Del origen a los tratamientos

“Sugerimos que el inicio de los tumores es inevitable, pero que su progresión hacia la malignidad puede y debe ser controlable”. Esto decían ya en 2011 desde el equipo de la propia Bissell. Las mutaciones se van acumulando con la edad, dando lugar a tumores pequeños e iniciales; pero si el entorno se mantiene íntegro y sano, no permite que crezcan ni progresen.

Hay quien ha comparado el microentorno con un jardín en el que empiezan a crecer las malas hierbas. Si no las sacas o las controlas a tiempo, empezarán a multiplicarse y serán más difíciles de eliminar.

Otra forma de verlo sería como la de un paraje natural en el que permiten instalar un hotel o urbanización turística. Si su construcción no se evita o frena a tiempo, atraerá nuevos turistas y comercios, colonizando y dañando el paisaje entero.

La teoría de Bissell tiene varios puntos a favor. Por ejemplo, sus experimentos en el ala de los pollos, o sus estudios en que conseguían revertir tumores actuando únicamente sobre unas proteínas del microentorno, y solo cuando se cultivaban en tres dimensiones.

• _Consignas del ejercicio_
[a] Según el texto del ejercicio, ¿con qué se ha comparado el microentorno?
[b] Por favor, copia literalmente el fragmento del texto del ejercicio que empieza con las palabras "Otra forma de" y termina con "el paisaje entero.".
Los datos no son necesarios para este ejercicio.

• _Datos proporcionados_
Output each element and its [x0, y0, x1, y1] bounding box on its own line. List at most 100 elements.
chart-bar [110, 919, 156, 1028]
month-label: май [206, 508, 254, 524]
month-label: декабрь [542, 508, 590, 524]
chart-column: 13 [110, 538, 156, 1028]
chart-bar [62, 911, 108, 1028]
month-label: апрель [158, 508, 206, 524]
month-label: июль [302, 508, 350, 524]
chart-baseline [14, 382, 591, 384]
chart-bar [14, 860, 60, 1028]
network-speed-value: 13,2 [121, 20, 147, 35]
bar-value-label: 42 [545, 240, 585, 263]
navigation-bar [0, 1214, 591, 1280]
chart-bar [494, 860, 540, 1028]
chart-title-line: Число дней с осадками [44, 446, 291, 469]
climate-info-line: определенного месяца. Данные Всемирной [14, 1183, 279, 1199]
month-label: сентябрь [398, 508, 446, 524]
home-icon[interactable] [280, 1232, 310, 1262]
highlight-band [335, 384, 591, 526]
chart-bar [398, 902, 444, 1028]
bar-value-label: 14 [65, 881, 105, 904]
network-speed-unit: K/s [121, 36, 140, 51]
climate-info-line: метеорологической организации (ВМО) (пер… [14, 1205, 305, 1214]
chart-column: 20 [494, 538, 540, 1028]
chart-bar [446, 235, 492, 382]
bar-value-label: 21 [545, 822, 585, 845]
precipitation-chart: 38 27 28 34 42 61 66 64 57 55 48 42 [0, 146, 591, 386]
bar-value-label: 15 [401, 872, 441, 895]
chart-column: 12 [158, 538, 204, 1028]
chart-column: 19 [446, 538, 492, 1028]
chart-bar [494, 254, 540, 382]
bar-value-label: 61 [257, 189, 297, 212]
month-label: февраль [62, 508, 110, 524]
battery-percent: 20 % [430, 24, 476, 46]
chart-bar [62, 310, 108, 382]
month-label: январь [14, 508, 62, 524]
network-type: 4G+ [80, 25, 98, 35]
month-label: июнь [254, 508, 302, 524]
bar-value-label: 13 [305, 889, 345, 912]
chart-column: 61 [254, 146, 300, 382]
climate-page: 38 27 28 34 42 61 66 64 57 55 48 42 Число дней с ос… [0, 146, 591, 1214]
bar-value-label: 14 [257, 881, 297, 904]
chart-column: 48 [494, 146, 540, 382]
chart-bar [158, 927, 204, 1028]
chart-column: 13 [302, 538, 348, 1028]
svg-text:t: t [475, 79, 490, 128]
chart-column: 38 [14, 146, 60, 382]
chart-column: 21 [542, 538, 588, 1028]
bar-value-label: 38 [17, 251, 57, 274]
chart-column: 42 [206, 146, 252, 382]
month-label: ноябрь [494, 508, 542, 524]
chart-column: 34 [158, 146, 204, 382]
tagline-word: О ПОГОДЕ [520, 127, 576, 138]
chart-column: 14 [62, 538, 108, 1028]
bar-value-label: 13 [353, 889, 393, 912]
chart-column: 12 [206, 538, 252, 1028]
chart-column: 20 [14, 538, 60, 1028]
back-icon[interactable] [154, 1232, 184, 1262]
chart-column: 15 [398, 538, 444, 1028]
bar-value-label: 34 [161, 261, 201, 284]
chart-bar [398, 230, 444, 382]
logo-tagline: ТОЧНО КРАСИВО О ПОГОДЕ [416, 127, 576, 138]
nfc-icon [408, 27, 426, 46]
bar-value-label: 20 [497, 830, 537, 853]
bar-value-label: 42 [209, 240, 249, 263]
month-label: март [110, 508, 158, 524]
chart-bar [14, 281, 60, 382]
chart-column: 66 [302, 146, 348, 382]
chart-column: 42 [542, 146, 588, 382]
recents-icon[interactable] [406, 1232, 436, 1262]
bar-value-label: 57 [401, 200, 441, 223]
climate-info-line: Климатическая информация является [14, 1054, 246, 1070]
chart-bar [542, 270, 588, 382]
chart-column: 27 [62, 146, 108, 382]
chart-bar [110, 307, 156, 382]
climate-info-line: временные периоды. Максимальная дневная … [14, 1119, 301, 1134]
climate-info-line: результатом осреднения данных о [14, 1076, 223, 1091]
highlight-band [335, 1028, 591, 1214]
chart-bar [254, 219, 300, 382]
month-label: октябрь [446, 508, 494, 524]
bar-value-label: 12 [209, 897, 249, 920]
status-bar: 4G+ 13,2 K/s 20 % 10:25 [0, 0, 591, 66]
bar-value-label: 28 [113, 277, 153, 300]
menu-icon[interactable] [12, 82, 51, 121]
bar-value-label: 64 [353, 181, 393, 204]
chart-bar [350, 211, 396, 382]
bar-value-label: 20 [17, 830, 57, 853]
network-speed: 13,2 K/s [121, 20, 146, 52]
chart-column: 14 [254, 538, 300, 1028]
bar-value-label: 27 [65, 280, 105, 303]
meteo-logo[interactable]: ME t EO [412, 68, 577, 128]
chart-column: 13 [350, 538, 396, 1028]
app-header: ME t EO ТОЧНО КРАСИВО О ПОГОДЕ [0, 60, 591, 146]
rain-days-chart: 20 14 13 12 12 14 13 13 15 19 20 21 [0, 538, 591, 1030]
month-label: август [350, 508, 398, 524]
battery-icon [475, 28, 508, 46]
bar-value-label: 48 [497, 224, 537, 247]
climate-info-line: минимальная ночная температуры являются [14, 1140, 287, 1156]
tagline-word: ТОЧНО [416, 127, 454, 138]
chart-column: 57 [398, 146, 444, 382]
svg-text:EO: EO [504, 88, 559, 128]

• _Respuestas_
[a] Con un jardín en el que empiezan a crecer las malas hierbas.

[b]
Otra forma de verlo sería como la de un paraje natural en el que permiten instalar un hotel o urbanización turística. Si su construcción no se evita o frena a tiempo, atraerá nuevos turistas y comercios, colonizando y dañando el paisaje entero.